:: Record extracts ::
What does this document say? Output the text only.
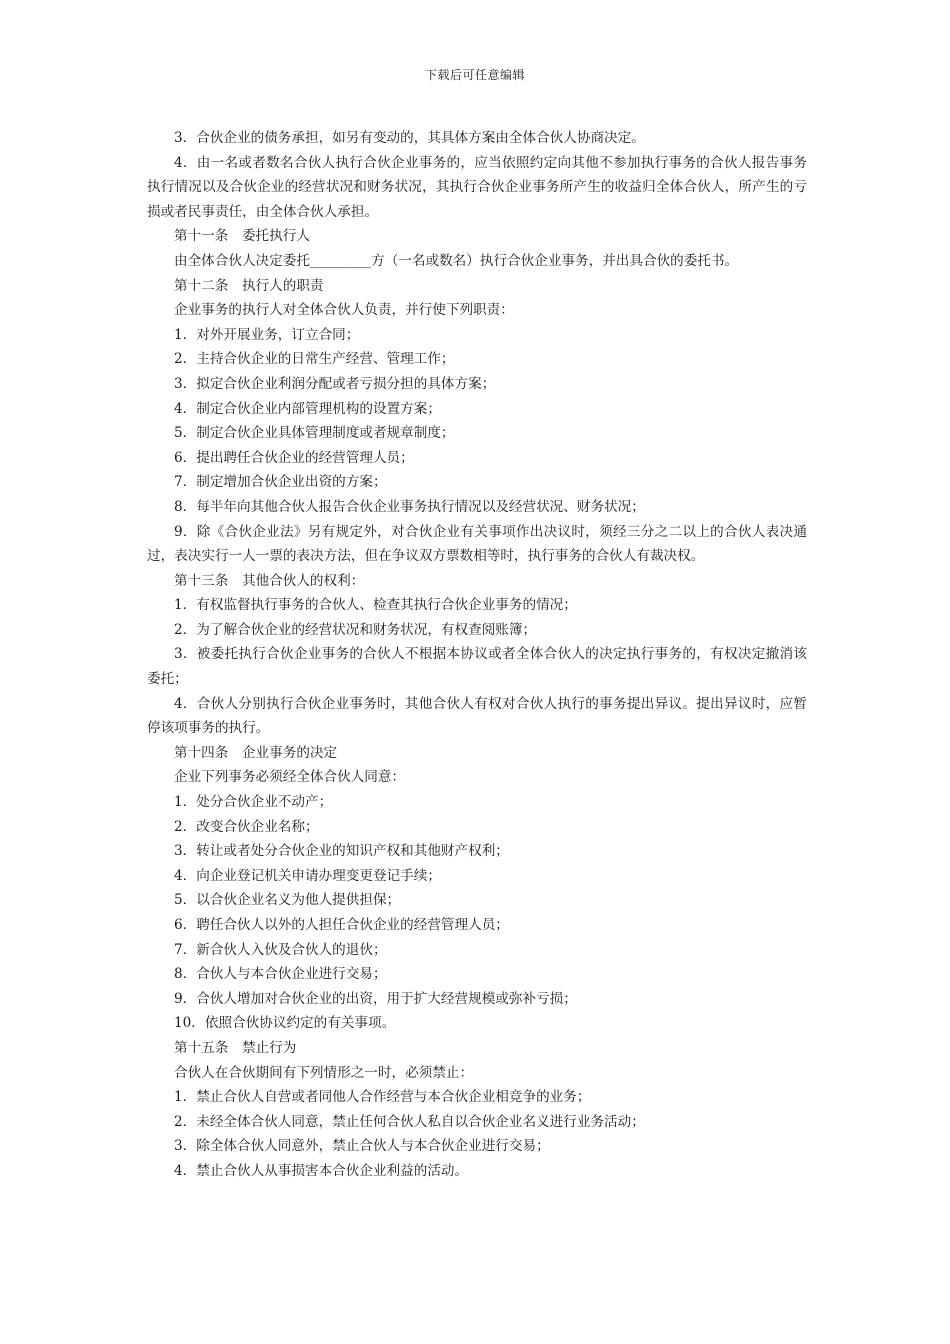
下载后可任意编辑

3．合伙企业的债务承担，如另有变动的，其具体方案由全体合伙人协商决定。

4．由一名或者数名合伙人执行合伙企业事务的，应当依照约定向其他不参加执行事务的合伙人报告事务执行情况以及合伙企业的经营状况和财务状况，其执行合伙企业事务所产生的收益归全体合伙人，所产生的亏损或者民事责任，由全体合伙人承担。

第十一条　委托执行人

由全体合伙人决定委托_________方（一名或数名）执行合伙企业事务，并出具合伙的委托书。

第十二条　执行人的职责

企业事务的执行人对全体合伙人负责，并行使下列职责：

1．对外开展业务，订立合同；

2．主持合伙企业的日常生产经营、管理工作；

3．拟定合伙企业利润分配或者亏损分担的具体方案；

4．制定合伙企业内部管理机构的设置方案；

5．制定合伙企业具体管理制度或者规章制度；

6．提出聘任合伙企业的经营管理人员；

7．制定增加合伙企业出资的方案；

8．每半年向其他合伙人报告合伙企业事务执行情况以及经营状况、财务状况；

9．除《合伙企业法》另有规定外，对合伙企业有关事项作出决议时，须经三分之二以上的合伙人表决通过，表决实行一人一票的表决方法，但在争议双方票数相等时，执行事务的合伙人有裁决权。

第十三条　其他合伙人的权利：

1．有权监督执行事务的合伙人、检查其执行合伙企业事务的情况；

2．为了解合伙企业的经营状况和财务状况，有权查阅账簿；

3．被委托执行合伙企业事务的合伙人不根据本协议或者全体合伙人的决定执行事务的，有权决定撤消该委托；

4．合伙人分别执行合伙企业事务时，其他合伙人有权对合伙人执行的事务提出异议。提出异议时，应暂停该项事务的执行。

第十四条　企业事务的决定

企业下列事务必须经全体合伙人同意：

1．处分合伙企业不动产；

2．改变合伙企业名称；

3．转让或者处分合伙企业的知识产权和其他财产权利；

4．向企业登记机关申请办理变更登记手续；

5．以合伙企业名义为他人提供担保；

6．聘任合伙人以外的人担任合伙企业的经营管理人员；

7．新合伙人入伙及合伙人的退伙；

8．合伙人与本合伙企业进行交易；

9．合伙人增加对合伙企业的出资，用于扩大经营规模或弥补亏损；

10．依照合伙协议约定的有关事项。

第十五条　禁止行为

合伙人在合伙期间有下列情形之一时，必须禁止：

1．禁止合伙人自营或者同他人合作经营与本合伙企业相竞争的业务；

2．未经全体合伙人同意，禁止任何合伙人私自以合伙企业名义进行业务活动；

3．除全体合伙人同意外，禁止合伙人与本合伙企业进行交易；

4．禁止合伙人从事损害本合伙企业利益的活动。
:::
Task details: Write out the data precisely as given, excluding the pictures.

Task output:
What does this document say? Output the text only.
下载后可任意编辑

3．合伙企业的债务承担，如另有变动的，其具体方案由全体合伙人协商决定。

4．由一名或者数名合伙人执行合伙企业事务的，应当依照约定向其他不参加执行事务的合伙人报告事务执行情况以及合伙企业的经营状况和财务状况，其执行合伙企业事务所产生的收益归全体合伙人，所产生的亏损或者民事责任，由全体合伙人承担。

第十一条　委托执行人

由全体合伙人决定委托_________方（一名或数名）执行合伙企业事务，并出具合伙的委托书。

第十二条　执行人的职责

企业事务的执行人对全体合伙人负责，并行使下列职责：

1．对外开展业务，订立合同；

2．主持合伙企业的日常生产经营、管理工作；

3．拟定合伙企业利润分配或者亏损分担的具体方案；

4．制定合伙企业内部管理机构的设置方案；

5．制定合伙企业具体管理制度或者规章制度；

6．提出聘任合伙企业的经营管理人员；

7．制定增加合伙企业出资的方案；

8．每半年向其他合伙人报告合伙企业事务执行情况以及经营状况、财务状况；

9．除《合伙企业法》另有规定外，对合伙企业有关事项作出决议时，须经三分之二以上的合伙人表决通过，表决实行一人一票的表决方法，但在争议双方票数相等时，执行事务的合伙人有裁决权。

第十三条　其他合伙人的权利：

1．有权监督执行事务的合伙人、检查其执行合伙企业事务的情况；

2．为了解合伙企业的经营状况和财务状况，有权查阅账簿；

3．被委托执行合伙企业事务的合伙人不根据本协议或者全体合伙人的决定执行事务的，有权决定撤消该委托；

4．合伙人分别执行合伙企业事务时，其他合伙人有权对合伙人执行的事务提出异议。提出异议时，应暂停该项事务的执行。

第十四条　企业事务的决定

企业下列事务必须经全体合伙人同意：

1．处分合伙企业不动产；

2．改变合伙企业名称；

3．转让或者处分合伙企业的知识产权和其他财产权利；

4．向企业登记机关申请办理变更登记手续；

5．以合伙企业名义为他人提供担保；

6．聘任合伙人以外的人担任合伙企业的经营管理人员；

7．新合伙人入伙及合伙人的退伙；

8．合伙人与本合伙企业进行交易；

9．合伙人增加对合伙企业的出资，用于扩大经营规模或弥补亏损；

10．依照合伙协议约定的有关事项。

第十五条　禁止行为

合伙人在合伙期间有下列情形之一时，必须禁止：

1．禁止合伙人自营或者同他人合作经营与本合伙企业相竞争的业务；

2．未经全体合伙人同意，禁止任何合伙人私自以合伙企业名义进行业务活动；

3．除全体合伙人同意外，禁止合伙人与本合伙企业进行交易；

4．禁止合伙人从事损害本合伙企业利益的活动。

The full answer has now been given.